## YOUR OBJECTIVE:
What lines of the data hold the string "marker"? Pull each one out.
* START RECORDED DATA *
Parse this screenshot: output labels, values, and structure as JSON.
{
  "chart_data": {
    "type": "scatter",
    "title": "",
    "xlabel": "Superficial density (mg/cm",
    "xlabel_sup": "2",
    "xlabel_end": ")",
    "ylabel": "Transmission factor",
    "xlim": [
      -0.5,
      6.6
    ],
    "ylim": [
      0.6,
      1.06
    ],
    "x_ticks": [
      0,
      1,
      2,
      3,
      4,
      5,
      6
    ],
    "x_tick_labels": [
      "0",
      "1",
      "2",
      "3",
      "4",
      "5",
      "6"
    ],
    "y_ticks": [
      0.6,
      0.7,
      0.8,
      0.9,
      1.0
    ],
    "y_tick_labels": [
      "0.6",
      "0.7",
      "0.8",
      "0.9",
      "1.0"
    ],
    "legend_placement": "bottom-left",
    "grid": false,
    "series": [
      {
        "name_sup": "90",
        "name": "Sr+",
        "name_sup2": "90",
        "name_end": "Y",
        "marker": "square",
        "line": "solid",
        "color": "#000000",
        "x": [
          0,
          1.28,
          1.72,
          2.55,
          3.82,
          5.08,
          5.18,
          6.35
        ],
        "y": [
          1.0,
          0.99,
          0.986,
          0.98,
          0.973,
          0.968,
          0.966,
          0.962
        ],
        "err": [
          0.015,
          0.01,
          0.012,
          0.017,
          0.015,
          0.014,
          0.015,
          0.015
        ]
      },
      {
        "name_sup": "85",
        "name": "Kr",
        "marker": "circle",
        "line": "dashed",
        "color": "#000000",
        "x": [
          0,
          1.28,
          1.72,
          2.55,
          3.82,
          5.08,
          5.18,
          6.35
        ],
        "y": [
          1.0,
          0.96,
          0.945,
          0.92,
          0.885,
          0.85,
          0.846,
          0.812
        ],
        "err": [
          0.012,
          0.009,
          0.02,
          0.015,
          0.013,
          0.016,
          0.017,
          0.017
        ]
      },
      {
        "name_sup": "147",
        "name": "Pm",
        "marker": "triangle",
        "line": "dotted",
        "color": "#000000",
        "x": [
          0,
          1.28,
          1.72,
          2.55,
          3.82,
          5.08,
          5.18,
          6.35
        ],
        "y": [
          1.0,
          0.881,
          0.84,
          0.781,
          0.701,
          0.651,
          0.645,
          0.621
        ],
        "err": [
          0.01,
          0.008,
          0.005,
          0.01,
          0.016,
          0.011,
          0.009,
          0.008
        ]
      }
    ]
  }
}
* END RECORDED DATA *
## CORRECT OUTPUT:
        "marker": "square",
        "marker": "circle",
        "marker": "triangle",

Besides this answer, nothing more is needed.